• [GIVEN PROBLEM]:
Spot each line that carries the word "page"; copy those lines.

• [MATERIAL FOR THIS EXERCISE]:
::::::::

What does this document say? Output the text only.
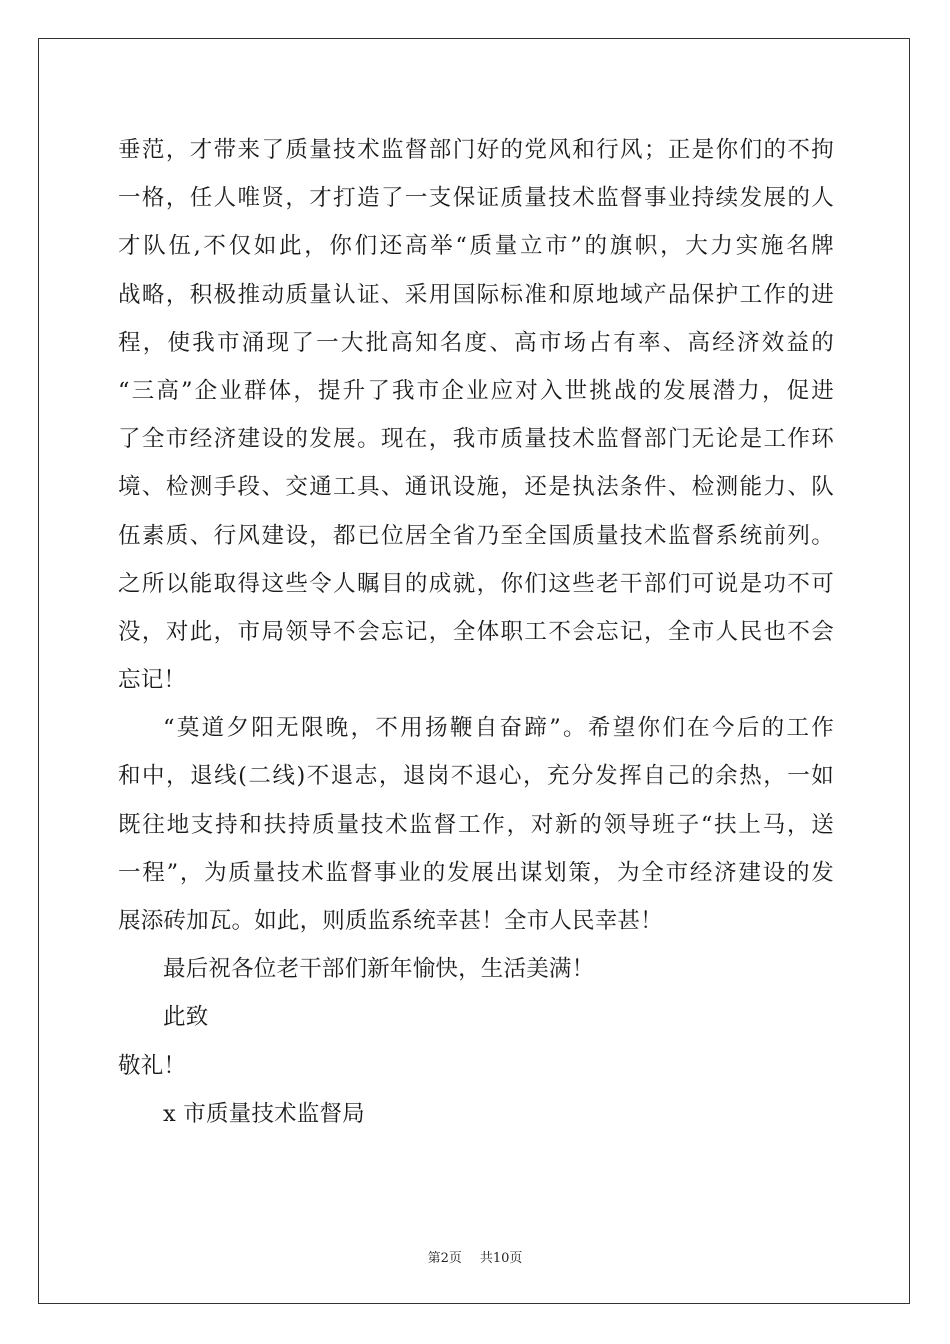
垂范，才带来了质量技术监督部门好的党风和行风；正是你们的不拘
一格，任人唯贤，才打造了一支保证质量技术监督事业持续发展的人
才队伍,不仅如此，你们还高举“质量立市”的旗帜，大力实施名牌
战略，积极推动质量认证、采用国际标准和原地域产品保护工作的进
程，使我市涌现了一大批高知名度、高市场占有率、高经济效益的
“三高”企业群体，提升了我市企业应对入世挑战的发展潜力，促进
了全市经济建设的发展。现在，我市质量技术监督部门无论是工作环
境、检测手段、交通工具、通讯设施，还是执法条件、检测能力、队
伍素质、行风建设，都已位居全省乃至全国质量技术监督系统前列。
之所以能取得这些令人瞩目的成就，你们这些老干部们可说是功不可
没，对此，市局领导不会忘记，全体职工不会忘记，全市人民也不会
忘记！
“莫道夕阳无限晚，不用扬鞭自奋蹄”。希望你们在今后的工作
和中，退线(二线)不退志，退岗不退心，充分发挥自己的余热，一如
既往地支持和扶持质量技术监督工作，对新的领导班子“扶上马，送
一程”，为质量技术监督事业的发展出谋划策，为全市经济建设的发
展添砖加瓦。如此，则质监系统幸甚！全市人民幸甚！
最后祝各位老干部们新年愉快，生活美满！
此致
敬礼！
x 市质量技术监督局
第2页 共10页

::::::::

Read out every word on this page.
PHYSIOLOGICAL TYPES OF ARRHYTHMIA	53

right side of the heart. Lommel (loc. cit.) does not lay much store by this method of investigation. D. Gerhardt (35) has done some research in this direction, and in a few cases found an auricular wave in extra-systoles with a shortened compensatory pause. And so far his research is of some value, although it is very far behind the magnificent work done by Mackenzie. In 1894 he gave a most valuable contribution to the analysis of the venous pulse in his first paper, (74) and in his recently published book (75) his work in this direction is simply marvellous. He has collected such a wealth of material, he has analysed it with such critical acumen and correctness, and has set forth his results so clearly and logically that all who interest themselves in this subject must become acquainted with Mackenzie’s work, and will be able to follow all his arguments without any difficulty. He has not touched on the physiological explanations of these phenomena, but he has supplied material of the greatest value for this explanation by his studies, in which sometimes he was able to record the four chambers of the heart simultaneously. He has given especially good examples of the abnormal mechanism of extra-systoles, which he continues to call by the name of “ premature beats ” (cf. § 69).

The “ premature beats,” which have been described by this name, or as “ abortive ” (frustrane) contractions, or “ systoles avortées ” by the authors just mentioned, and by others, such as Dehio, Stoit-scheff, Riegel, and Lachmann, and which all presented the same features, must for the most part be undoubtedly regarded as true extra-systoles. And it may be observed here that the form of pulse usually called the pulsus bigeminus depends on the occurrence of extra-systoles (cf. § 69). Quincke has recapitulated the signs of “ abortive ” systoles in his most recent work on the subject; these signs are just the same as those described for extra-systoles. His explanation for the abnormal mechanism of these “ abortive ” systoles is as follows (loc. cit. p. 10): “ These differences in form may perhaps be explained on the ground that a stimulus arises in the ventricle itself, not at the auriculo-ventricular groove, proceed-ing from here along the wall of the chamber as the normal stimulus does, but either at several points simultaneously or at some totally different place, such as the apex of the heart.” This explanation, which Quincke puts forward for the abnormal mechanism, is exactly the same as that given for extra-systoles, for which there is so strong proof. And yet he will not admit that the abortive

::::::::

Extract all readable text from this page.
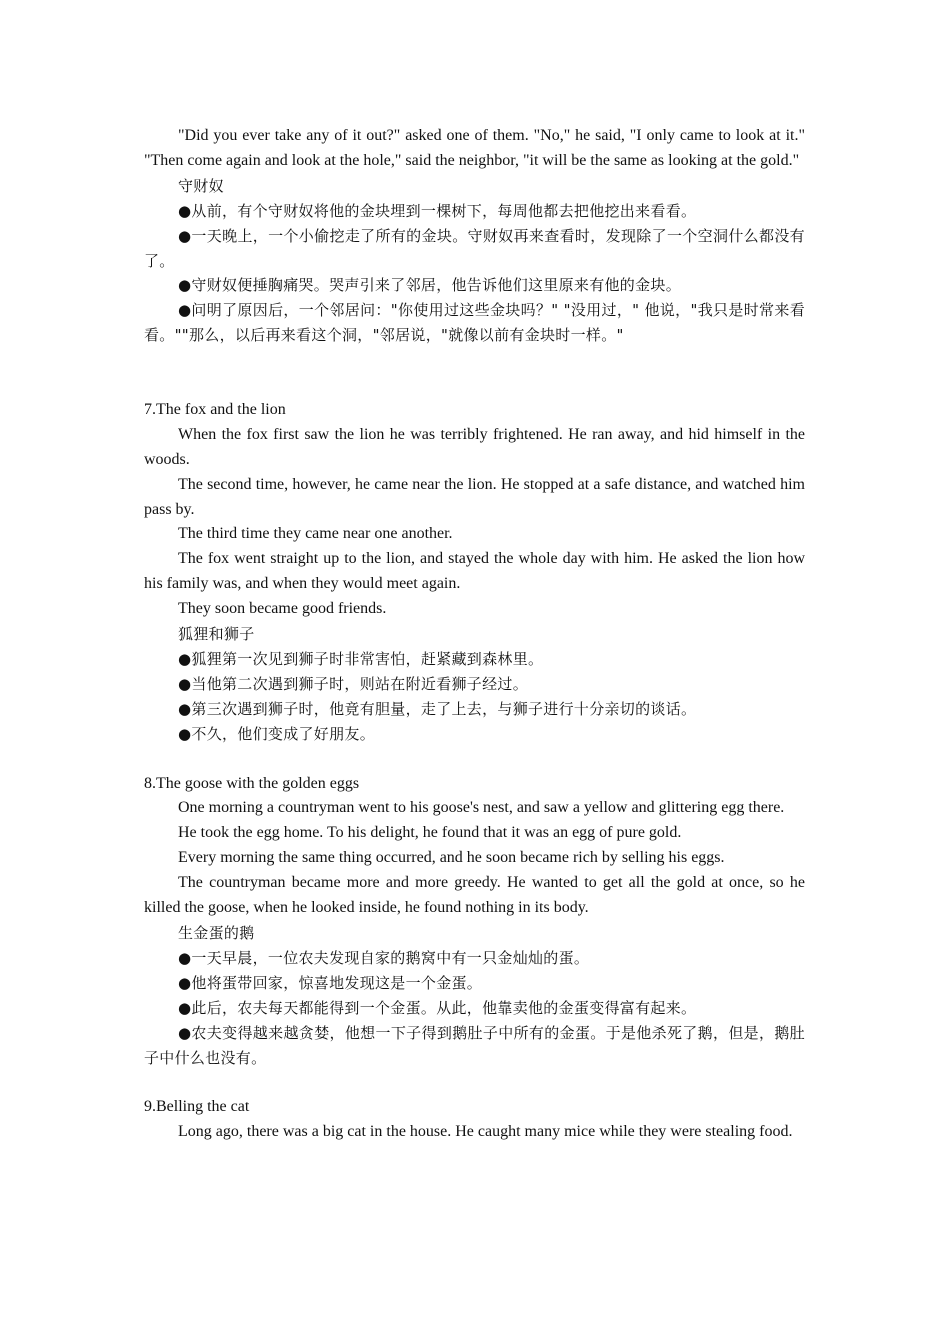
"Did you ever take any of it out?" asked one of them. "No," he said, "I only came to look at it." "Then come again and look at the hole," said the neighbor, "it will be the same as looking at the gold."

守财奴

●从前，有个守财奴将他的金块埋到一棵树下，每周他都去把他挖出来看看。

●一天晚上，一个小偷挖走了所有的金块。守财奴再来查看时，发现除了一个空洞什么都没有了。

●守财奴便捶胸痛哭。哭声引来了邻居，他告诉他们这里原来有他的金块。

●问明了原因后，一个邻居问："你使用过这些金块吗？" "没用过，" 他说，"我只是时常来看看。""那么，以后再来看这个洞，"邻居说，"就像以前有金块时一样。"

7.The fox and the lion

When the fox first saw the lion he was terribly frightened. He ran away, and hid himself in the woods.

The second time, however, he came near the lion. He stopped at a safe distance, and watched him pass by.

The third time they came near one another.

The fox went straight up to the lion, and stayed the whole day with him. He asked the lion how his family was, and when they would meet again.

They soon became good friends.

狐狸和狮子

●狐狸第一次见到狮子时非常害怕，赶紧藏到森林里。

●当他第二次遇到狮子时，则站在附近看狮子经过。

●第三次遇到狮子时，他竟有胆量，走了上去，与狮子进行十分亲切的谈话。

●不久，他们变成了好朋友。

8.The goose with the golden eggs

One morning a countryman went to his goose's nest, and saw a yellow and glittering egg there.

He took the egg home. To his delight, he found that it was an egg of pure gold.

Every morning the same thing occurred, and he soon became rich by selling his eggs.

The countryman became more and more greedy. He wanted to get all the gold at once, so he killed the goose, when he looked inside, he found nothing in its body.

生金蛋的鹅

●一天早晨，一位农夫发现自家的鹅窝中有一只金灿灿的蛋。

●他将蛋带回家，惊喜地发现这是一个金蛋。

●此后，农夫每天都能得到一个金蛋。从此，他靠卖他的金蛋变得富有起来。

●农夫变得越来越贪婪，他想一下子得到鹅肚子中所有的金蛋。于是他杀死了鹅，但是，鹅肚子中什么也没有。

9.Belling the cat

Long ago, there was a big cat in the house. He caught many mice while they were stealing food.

::::::::

• [REPLY]:
Read out every word on this page.
Extract all readable text from this page.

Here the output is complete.